Direction:
Take the material below and retype it in full; pictures are left out.

## BEGIN Material shown

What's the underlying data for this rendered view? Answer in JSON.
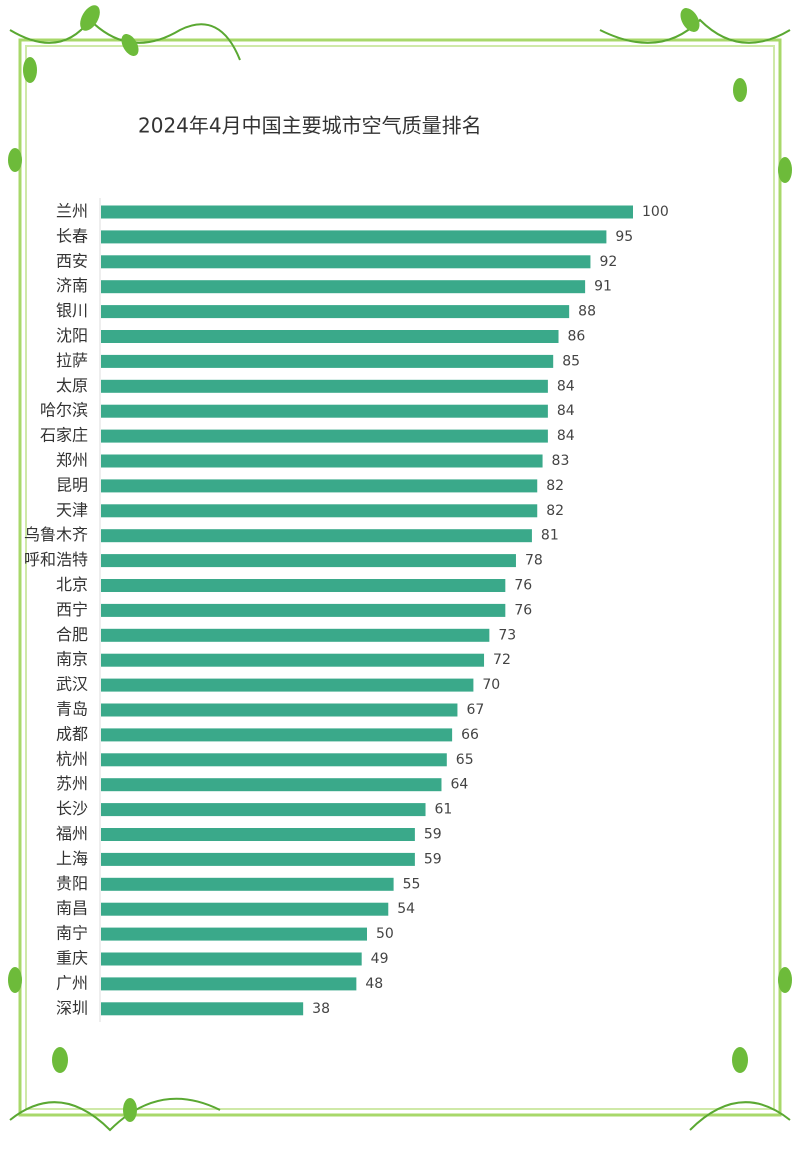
{
  "chart_data": {
    "type": "bar",
    "orientation": "horizontal",
    "title": "2024年4月中国主要城市空气质量排名",
    "categories": [
      "兰州",
      "长春",
      "西安",
      "济南",
      "银川",
      "沈阳",
      "拉萨",
      "太原",
      "哈尔滨",
      "石家庄",
      "郑州",
      "昆明",
      "天津",
      "乌鲁木齐",
      "呼和浩特",
      "北京",
      "西宁",
      "合肥",
      "南京",
      "武汉",
      "青岛",
      "成都",
      "杭州",
      "苏州",
      "长沙",
      "福州",
      "上海",
      "贵阳",
      "南昌",
      "南宁",
      "重庆",
      "广州",
      "深圳"
    ],
    "values": [
      100,
      95,
      92,
      91,
      88,
      86,
      85,
      84,
      84,
      84,
      83,
      82,
      82,
      81,
      78,
      76,
      76,
      73,
      72,
      70,
      67,
      66,
      65,
      64,
      61,
      59,
      59,
      55,
      54,
      50,
      49,
      48,
      38
    ],
    "color": "#3aa98a",
    "xlim": [
      0,
      100
    ]
  }
}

## END Material shown

Result below:
What's the underlying data for this rendered view? Answer in JSON.
{
  "chart_data": {
    "type": "bar",
    "orientation": "horizontal",
    "title": "2024年4月中国主要城市空气质量排名",
    "categories": [
      "兰州",
      "长春",
      "西安",
      "济南",
      "银川",
      "沈阳",
      "拉萨",
      "太原",
      "哈尔滨",
      "石家庄",
      "郑州",
      "昆明",
      "天津",
      "乌鲁木齐",
      "呼和浩特",
      "北京",
      "西宁",
      "合肥",
      "南京",
      "武汉",
      "青岛",
      "成都",
      "杭州",
      "苏州",
      "长沙",
      "福州",
      "上海",
      "贵阳",
      "南昌",
      "南宁",
      "重庆",
      "广州",
      "深圳"
    ],
    "values": [
      100,
      95,
      92,
      91,
      88,
      86,
      85,
      84,
      84,
      84,
      83,
      82,
      82,
      81,
      78,
      76,
      76,
      73,
      72,
      70,
      67,
      66,
      65,
      64,
      61,
      59,
      59,
      55,
      54,
      50,
      49,
      48,
      38
    ],
    "color": "#3aa98a",
    "xlim": [
      0,
      100
    ]
  }
}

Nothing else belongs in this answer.